La revue s’ouvre avec des dessins qui semblent représenter des montagnes : il s’agit d’une notation pour suggérer les modulations de la voix dans l’interprétation des textes. Une fois admise cette manière de noter la musique vocale, qui ne peut qu’introduire des variations dans l’interprétation, le lecteur peut s’essayer à suivre cette partition dessinée en tenant compte de la durée des différents fragments, notée dans la dernière page, et des conseils qui laissent, eux aussi, beaucoup de liberté. Par exemple, pour la partition 3, cinq minutes et quarante-huit secondes, on lit, « les doigts et les yeux balaient la partition librement ». La durée est comptée et contraignante mais, ici, la voix garde une partie de son autonomie. On comprend que l’ajout d’un enregistrement qui complèterait dessins et texte serait incongru : un choix d’interprétation serait imposé alors que cette audio-écriture devrait être prise en charge différemment à chaque lecture orale/chantée ; pour la partition 7, la légende implique explicitement des interprétations très nombreuses : « pulsation et rythme arrivent par accident ».

DÉFI A |
Combien de lignes des entrées contiennent le mot « receptacle » ? Donnez uniquement le nombre.

MATÉRIEL DE TRAVAIL |
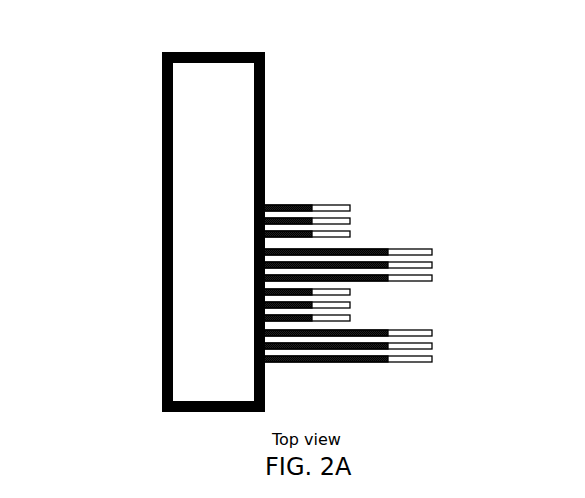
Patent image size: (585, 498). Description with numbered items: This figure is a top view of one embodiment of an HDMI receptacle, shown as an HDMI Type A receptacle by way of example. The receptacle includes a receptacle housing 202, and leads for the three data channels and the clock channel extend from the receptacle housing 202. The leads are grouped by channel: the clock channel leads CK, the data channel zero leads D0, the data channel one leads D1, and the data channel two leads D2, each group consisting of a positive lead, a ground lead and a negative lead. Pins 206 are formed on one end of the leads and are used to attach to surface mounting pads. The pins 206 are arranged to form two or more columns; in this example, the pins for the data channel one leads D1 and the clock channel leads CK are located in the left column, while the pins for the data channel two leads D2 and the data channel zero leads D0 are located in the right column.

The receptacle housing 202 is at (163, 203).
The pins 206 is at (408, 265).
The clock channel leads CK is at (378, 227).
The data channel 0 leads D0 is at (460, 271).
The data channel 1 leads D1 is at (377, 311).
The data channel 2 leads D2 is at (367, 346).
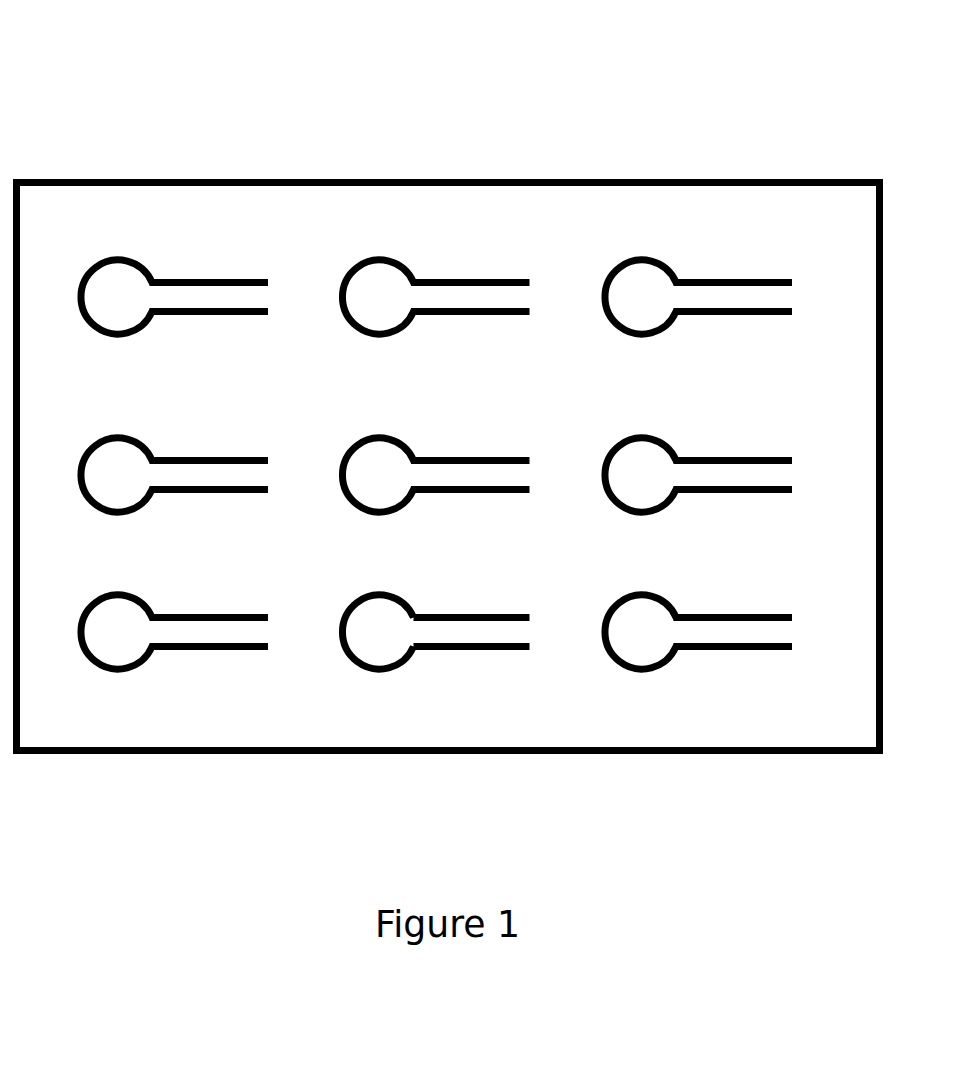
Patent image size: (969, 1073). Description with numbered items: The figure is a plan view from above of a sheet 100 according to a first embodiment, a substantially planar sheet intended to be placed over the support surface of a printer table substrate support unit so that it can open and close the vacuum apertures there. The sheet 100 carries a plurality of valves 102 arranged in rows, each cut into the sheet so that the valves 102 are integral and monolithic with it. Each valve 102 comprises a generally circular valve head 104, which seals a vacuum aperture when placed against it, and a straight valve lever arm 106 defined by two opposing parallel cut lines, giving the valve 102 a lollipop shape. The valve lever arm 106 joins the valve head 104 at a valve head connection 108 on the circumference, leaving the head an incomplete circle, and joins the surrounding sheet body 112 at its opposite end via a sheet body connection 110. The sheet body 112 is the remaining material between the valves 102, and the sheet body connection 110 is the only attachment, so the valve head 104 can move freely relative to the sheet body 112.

DÉFI B |
Pouvez-vous résumer le texte sur la partition dessinée en deux phrases ?

RÉPONSE A |
2

RÉPONSE B |
La revue s'ouvre sur des dessins en forme de montagnes qui notent les modulations de la voix. Le lecteur peut suivre cette partition d'après des durées contraignantes et des conseils qui laissent à la voix une part d'autonomie, et un enregistrement y serait incongru puisqu'il imposerait une interprétation unique.